#### Aim
Copy out every line of the records where the string "description" occurs.
* Start Supplied material *
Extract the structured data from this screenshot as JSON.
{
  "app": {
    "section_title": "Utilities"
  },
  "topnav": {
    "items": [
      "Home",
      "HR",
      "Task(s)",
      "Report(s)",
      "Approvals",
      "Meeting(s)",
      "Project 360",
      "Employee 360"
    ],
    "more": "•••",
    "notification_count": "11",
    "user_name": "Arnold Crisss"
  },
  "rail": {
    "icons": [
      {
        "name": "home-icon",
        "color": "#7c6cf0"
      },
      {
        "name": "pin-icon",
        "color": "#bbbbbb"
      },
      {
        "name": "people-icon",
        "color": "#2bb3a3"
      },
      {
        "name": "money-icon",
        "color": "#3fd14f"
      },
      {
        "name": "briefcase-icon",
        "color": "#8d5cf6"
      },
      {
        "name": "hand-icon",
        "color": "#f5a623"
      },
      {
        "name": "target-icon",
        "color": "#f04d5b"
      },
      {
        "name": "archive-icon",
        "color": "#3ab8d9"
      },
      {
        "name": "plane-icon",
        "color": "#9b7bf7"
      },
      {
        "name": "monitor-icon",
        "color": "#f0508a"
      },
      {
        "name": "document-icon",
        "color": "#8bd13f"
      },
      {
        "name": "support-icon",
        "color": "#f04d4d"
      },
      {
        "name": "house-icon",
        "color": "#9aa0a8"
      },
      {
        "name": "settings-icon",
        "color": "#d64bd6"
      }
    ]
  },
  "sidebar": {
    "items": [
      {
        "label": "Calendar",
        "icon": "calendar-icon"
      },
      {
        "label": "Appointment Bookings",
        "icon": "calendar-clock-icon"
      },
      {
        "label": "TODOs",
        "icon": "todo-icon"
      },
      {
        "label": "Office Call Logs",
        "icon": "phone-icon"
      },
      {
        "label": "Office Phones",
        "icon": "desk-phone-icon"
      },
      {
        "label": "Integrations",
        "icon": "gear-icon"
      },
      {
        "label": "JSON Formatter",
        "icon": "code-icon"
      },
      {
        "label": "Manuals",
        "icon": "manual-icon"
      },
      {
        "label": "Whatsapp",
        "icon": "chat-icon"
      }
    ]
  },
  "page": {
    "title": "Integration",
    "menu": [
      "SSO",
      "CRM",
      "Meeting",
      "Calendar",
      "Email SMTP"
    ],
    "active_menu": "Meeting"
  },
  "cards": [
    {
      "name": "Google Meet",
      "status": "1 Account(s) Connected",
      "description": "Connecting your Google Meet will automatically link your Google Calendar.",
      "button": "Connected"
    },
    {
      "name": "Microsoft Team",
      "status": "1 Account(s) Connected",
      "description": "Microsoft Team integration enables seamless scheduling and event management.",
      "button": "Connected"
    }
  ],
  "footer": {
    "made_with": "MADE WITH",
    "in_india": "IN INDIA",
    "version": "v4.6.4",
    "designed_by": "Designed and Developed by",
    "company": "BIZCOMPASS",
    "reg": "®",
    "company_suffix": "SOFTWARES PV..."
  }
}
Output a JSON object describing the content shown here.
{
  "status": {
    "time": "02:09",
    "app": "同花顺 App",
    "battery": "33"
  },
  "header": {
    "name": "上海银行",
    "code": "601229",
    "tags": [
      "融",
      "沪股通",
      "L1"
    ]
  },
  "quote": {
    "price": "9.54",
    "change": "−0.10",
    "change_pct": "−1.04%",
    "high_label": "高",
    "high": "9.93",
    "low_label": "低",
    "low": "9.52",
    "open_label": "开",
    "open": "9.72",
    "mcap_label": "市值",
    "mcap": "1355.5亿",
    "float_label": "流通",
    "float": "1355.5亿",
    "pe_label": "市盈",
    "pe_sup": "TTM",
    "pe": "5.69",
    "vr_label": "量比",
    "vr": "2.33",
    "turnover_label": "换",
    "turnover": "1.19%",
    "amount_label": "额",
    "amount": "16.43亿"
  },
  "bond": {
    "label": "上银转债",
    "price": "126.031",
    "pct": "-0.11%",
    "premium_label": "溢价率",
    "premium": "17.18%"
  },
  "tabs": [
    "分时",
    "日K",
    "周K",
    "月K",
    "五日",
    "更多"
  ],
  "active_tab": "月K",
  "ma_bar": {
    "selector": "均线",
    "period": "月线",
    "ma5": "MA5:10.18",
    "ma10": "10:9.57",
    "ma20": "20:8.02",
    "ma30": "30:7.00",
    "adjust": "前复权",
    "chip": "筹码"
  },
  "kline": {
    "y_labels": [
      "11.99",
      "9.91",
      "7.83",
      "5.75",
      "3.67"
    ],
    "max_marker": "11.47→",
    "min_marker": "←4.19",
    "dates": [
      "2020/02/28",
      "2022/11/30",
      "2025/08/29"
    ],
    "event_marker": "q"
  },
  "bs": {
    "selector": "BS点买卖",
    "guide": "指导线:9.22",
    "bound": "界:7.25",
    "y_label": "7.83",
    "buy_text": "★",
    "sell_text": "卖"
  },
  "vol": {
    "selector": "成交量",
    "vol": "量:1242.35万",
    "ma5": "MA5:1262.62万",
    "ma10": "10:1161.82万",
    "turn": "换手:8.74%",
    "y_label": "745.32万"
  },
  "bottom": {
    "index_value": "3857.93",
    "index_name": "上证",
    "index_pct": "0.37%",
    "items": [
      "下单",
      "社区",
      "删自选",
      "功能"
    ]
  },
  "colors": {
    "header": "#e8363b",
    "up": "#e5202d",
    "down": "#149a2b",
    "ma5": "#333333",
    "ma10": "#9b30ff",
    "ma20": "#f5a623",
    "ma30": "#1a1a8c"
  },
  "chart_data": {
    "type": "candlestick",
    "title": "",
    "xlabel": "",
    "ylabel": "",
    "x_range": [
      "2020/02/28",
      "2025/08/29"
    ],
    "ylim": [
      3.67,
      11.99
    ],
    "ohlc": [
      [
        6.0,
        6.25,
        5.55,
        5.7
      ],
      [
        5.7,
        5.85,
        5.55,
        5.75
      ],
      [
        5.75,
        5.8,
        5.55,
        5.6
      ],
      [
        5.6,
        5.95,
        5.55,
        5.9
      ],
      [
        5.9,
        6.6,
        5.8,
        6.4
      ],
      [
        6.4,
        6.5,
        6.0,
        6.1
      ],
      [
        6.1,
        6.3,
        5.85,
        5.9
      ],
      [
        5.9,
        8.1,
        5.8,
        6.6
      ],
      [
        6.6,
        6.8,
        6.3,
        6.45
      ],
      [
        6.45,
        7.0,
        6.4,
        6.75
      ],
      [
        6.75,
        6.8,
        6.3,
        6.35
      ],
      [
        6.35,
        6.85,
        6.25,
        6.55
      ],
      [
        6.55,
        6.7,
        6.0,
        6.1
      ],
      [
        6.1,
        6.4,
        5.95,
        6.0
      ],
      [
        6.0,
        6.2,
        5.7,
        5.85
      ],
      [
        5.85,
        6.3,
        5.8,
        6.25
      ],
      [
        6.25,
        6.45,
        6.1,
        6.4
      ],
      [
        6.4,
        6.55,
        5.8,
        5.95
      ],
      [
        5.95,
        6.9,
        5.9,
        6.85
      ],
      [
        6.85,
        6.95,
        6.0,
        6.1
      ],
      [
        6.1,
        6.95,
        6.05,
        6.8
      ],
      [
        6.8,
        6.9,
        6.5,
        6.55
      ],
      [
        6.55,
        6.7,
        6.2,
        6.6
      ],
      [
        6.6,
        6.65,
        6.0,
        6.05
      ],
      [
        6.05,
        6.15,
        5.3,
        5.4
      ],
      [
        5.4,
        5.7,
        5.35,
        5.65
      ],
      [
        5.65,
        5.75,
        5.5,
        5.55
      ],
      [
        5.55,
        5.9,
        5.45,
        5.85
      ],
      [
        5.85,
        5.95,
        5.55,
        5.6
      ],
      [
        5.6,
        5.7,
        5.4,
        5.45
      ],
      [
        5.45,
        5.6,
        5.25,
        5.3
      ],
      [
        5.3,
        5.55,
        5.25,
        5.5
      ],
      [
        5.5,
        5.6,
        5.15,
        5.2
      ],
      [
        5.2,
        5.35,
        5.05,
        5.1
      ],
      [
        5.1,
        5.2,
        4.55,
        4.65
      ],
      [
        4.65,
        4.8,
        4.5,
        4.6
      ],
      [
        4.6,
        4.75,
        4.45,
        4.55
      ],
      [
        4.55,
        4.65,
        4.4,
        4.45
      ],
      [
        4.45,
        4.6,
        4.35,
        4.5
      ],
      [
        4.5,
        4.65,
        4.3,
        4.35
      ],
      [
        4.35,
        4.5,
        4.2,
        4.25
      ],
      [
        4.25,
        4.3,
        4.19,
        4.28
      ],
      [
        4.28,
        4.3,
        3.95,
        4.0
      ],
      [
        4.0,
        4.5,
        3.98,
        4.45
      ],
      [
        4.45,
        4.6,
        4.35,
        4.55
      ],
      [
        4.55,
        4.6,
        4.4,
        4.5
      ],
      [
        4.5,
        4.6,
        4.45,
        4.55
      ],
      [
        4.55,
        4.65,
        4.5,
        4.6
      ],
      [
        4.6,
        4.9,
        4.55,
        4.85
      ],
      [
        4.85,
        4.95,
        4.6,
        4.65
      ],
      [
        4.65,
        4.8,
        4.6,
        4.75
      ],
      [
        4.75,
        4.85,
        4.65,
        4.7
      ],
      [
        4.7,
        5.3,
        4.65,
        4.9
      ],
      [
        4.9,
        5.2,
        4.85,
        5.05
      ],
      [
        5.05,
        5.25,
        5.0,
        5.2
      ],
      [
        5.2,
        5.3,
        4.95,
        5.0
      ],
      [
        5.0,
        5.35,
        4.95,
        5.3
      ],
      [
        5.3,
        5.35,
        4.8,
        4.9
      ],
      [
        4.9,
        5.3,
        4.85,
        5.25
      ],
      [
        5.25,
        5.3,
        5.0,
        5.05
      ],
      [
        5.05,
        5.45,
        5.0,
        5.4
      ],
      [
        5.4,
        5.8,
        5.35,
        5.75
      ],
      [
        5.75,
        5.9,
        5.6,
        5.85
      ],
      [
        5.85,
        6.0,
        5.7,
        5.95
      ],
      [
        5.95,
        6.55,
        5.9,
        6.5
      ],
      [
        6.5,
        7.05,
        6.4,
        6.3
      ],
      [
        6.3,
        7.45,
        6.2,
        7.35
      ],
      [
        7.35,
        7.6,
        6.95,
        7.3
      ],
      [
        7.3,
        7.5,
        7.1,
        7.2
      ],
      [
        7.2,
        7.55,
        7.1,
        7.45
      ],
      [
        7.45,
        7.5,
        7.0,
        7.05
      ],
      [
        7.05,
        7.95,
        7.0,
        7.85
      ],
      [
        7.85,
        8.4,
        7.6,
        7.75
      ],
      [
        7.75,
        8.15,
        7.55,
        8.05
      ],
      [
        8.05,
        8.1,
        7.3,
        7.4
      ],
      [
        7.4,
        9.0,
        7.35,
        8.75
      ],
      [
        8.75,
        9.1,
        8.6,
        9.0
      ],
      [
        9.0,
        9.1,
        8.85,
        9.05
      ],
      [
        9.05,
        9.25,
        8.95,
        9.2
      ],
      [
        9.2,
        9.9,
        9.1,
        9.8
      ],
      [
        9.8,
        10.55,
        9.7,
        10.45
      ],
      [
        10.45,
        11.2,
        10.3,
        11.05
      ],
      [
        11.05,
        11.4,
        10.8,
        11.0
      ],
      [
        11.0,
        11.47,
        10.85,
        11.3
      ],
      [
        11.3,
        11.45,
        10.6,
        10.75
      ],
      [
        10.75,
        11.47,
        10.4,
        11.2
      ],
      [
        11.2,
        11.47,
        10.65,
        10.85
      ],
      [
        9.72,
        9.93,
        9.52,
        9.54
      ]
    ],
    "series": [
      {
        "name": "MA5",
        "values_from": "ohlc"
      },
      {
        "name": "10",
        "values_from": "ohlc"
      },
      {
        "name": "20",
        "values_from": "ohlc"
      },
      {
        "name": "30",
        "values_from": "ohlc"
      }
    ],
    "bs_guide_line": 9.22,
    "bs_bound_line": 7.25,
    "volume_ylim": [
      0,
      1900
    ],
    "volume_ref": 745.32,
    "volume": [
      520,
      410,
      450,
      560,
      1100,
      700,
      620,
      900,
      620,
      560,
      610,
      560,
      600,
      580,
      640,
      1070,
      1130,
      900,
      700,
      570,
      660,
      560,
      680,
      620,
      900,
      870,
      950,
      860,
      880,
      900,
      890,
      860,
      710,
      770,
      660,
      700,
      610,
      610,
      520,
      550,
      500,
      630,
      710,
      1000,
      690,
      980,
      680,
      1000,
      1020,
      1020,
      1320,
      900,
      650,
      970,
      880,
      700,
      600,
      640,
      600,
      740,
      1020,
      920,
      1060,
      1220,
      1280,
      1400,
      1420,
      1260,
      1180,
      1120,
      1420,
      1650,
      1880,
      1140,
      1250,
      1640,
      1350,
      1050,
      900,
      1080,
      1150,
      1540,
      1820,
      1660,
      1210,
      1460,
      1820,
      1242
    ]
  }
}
* End Supplied material *
#### Exercise answer
      "description": "Connecting your Google Meet will automatically link your Google Calendar.",
      "description": "Microsoft Team integration enables seamless scheduling and event management.",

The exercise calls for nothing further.